Each entry needs to be restated exactly as written.

+++ Recorded information +++

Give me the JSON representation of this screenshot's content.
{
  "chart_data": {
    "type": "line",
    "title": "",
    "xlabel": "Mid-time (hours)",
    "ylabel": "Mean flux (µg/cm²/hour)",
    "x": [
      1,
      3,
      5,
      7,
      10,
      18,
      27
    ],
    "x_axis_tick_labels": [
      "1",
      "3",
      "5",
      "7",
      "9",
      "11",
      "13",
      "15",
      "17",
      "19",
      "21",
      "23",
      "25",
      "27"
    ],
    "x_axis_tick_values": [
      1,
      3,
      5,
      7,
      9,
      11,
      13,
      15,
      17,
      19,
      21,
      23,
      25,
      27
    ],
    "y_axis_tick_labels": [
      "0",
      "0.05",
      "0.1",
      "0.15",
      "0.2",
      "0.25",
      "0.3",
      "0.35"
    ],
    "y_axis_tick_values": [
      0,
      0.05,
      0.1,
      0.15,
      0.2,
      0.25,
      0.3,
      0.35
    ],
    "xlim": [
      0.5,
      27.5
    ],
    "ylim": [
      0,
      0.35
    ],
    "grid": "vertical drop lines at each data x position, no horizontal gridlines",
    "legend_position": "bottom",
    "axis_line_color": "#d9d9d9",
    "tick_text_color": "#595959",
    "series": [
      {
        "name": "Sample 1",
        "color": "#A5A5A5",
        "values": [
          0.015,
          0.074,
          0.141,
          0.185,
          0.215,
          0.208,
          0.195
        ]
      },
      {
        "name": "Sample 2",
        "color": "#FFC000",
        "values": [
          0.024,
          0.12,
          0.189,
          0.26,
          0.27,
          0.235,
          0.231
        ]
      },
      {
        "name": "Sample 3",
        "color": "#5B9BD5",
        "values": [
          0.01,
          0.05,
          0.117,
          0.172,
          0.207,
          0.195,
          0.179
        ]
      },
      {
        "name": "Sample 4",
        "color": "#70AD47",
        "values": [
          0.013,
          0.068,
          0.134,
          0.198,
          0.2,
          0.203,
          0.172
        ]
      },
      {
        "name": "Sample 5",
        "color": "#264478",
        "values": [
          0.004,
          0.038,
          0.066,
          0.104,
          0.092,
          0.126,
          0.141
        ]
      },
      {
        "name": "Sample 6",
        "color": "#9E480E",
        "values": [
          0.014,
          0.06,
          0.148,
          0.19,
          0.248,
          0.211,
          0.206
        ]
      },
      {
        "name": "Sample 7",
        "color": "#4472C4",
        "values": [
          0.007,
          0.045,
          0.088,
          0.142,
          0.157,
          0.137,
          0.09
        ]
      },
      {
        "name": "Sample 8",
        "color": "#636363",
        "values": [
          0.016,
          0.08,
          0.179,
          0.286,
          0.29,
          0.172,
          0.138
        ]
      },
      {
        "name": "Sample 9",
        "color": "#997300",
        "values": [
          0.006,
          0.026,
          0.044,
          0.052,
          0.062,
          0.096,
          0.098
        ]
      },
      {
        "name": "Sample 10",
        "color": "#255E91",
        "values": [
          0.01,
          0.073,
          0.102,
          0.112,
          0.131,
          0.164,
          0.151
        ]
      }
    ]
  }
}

+++

Task output
Give me the JSON representation of this screenshot's content.
{
  "chart_data": {
    "type": "line",
    "title": "",
    "xlabel": "Mid-time (hours)",
    "ylabel": "Mean flux (µg/cm²/hour)",
    "x": [
      1,
      3,
      5,
      7,
      10,
      18,
      27
    ],
    "x_axis_tick_labels": [
      "1",
      "3",
      "5",
      "7",
      "9",
      "11",
      "13",
      "15",
      "17",
      "19",
      "21",
      "23",
      "25",
      "27"
    ],
    "x_axis_tick_values": [
      1,
      3,
      5,
      7,
      9,
      11,
      13,
      15,
      17,
      19,
      21,
      23,
      25,
      27
    ],
    "y_axis_tick_labels": [
      "0",
      "0.05",
      "0.1",
      "0.15",
      "0.2",
      "0.25",
      "0.3",
      "0.35"
    ],
    "y_axis_tick_values": [
      0,
      0.05,
      0.1,
      0.15,
      0.2,
      0.25,
      0.3,
      0.35
    ],
    "xlim": [
      0.5,
      27.5
    ],
    "ylim": [
      0,
      0.35
    ],
    "grid": "vertical drop lines at each data x position, no horizontal gridlines",
    "legend_position": "bottom",
    "axis_line_color": "#d9d9d9",
    "tick_text_color": "#595959",
    "series": [
      {
        "name": "Sample 1",
        "color": "#A5A5A5",
        "values": [
          0.015,
          0.074,
          0.141,
          0.185,
          0.215,
          0.208,
          0.195
        ]
      },
      {
        "name": "Sample 2",
        "color": "#FFC000",
        "values": [
          0.024,
          0.12,
          0.189,
          0.26,
          0.27,
          0.235,
          0.231
        ]
      },
      {
        "name": "Sample 3",
        "color": "#5B9BD5",
        "values": [
          0.01,
          0.05,
          0.117,
          0.172,
          0.207,
          0.195,
          0.179
        ]
      },
      {
        "name": "Sample 4",
        "color": "#70AD47",
        "values": [
          0.013,
          0.068,
          0.134,
          0.198,
          0.2,
          0.203,
          0.172
        ]
      },
      {
        "name": "Sample 5",
        "color": "#264478",
        "values": [
          0.004,
          0.038,
          0.066,
          0.104,
          0.092,
          0.126,
          0.141
        ]
      },
      {
        "name": "Sample 6",
        "color": "#9E480E",
        "values": [
          0.014,
          0.06,
          0.148,
          0.19,
          0.248,
          0.211,
          0.206
        ]
      },
      {
        "name": "Sample 7",
        "color": "#4472C4",
        "values": [
          0.007,
          0.045,
          0.088,
          0.142,
          0.157,
          0.137,
          0.09
        ]
      },
      {
        "name": "Sample 8",
        "color": "#636363",
        "values": [
          0.016,
          0.08,
          0.179,
          0.286,
          0.29,
          0.172,
          0.138
        ]
      },
      {
        "name": "Sample 9",
        "color": "#997300",
        "values": [
          0.006,
          0.026,
          0.044,
          0.052,
          0.062,
          0.096,
          0.098
        ]
      },
      {
        "name": "Sample 10",
        "color": "#255E91",
        "values": [
          0.01,
          0.073,
          0.102,
          0.112,
          0.131,
          0.164,
          0.151
        ]
      }
    ]
  }
}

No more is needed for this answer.